# [Stated goal]
Reproduce every entry that follows word for word, but omit the images.

◇ ◇ ◇ ◇ ◇

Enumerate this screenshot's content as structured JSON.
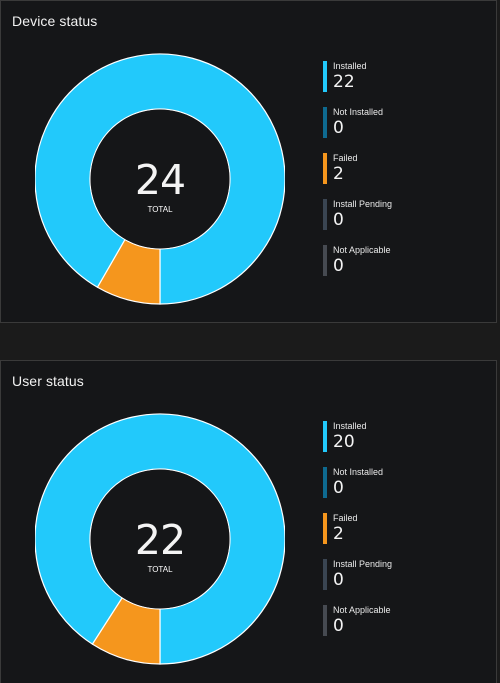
{
  "colors": {
    "installed": "#22c9fb",
    "not_installed": "#0e6a90",
    "failed": "#f5961d",
    "install_pending": "#3a4552",
    "not_applicable": "#464a51",
    "donut_hole": "#151618",
    "separator": "#ffffff"
  },
  "cards": [
    {
      "title": "Device status",
      "total": "24",
      "total_label": "TOTAL",
      "legend": [
        {
          "label": "Installed",
          "value": "22"
        },
        {
          "label": "Not Installed",
          "value": "0"
        },
        {
          "label": "Failed",
          "value": "2"
        },
        {
          "label": "Install Pending",
          "value": "0"
        },
        {
          "label": "Not Applicable",
          "value": "0"
        }
      ]
    },
    {
      "title": "User status",
      "total": "22",
      "total_label": "TOTAL",
      "legend": [
        {
          "label": "Installed",
          "value": "20"
        },
        {
          "label": "Not Installed",
          "value": "0"
        },
        {
          "label": "Failed",
          "value": "2"
        },
        {
          "label": "Install Pending",
          "value": "0"
        },
        {
          "label": "Not Applicable",
          "value": "0"
        }
      ]
    }
  ]
}
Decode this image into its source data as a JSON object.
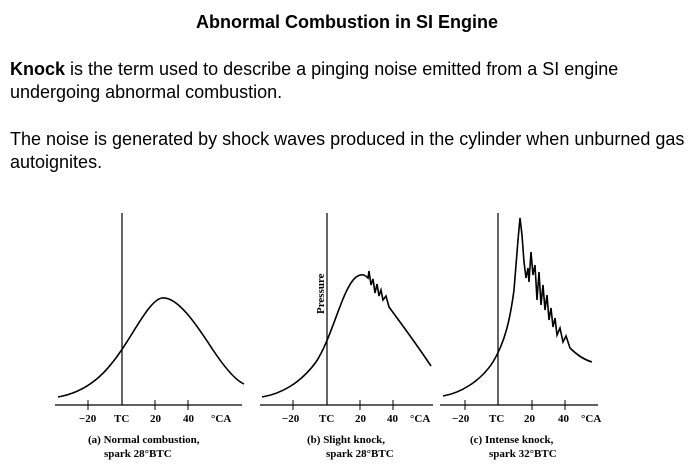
{
  "slide": {
    "title": "Abnormal Combustion in SI Engine",
    "para1_bold": "Knock",
    "para1_rest": " is the term used to describe a pinging noise emitted from a SI engine undergoing abnormal combustion.",
    "para2": "The noise is generated by shock waves produced in the cylinder when unburned gas autoignites."
  },
  "figure": {
    "ylabel": "Pressure",
    "ticks": [
      "−20",
      "TC",
      "20",
      "40",
      "°CA"
    ],
    "panels": [
      {
        "caption1": "(a) Normal combustion,",
        "caption2": "spark 28°BTC"
      },
      {
        "caption1": "(b) Slight knock,",
        "caption2": "spark 28°BTC"
      },
      {
        "caption1": "(c) Intense knock,",
        "caption2": "spark 32°BTC"
      }
    ]
  }
}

◇ ◇ ◇ ◇ ◇

# [Solution to this task]
Enumerate this screenshot's content as structured JSON.
{
  "colors": {
    "installed": "#22c9fb",
    "not_installed": "#0e6a90",
    "failed": "#f5961d",
    "install_pending": "#3a4552",
    "not_applicable": "#464a51",
    "donut_hole": "#151618",
    "separator": "#ffffff"
  },
  "cards": [
    {
      "title": "Device status",
      "total": "24",
      "total_label": "TOTAL",
      "legend": [
        {
          "label": "Installed",
          "value": "22"
        },
        {
          "label": "Not Installed",
          "value": "0"
        },
        {
          "label": "Failed",
          "value": "2"
        },
        {
          "label": "Install Pending",
          "value": "0"
        },
        {
          "label": "Not Applicable",
          "value": "0"
        }
      ]
    },
    {
      "title": "User status",
      "total": "22",
      "total_label": "TOTAL",
      "legend": [
        {
          "label": "Installed",
          "value": "20"
        },
        {
          "label": "Not Installed",
          "value": "0"
        },
        {
          "label": "Failed",
          "value": "2"
        },
        {
          "label": "Install Pending",
          "value": "0"
        },
        {
          "label": "Not Applicable",
          "value": "0"
        }
      ]
    }
  ]
}
Decode this image into its source data as a JSON object.
{
  "slide": {
    "title": "Abnormal Combustion in SI Engine",
    "para1_bold": "Knock",
    "para1_rest": " is the term used to describe a pinging noise emitted from a SI engine undergoing abnormal combustion.",
    "para2": "The noise is generated by shock waves produced in the cylinder when unburned gas autoignites."
  },
  "figure": {
    "ylabel": "Pressure",
    "ticks": [
      "−20",
      "TC",
      "20",
      "40",
      "°CA"
    ],
    "panels": [
      {
        "caption1": "(a) Normal combustion,",
        "caption2": "spark 28°BTC"
      },
      {
        "caption1": "(b) Slight knock,",
        "caption2": "spark 28°BTC"
      },
      {
        "caption1": "(c) Intense knock,",
        "caption2": "spark 32°BTC"
      }
    ]
  }
}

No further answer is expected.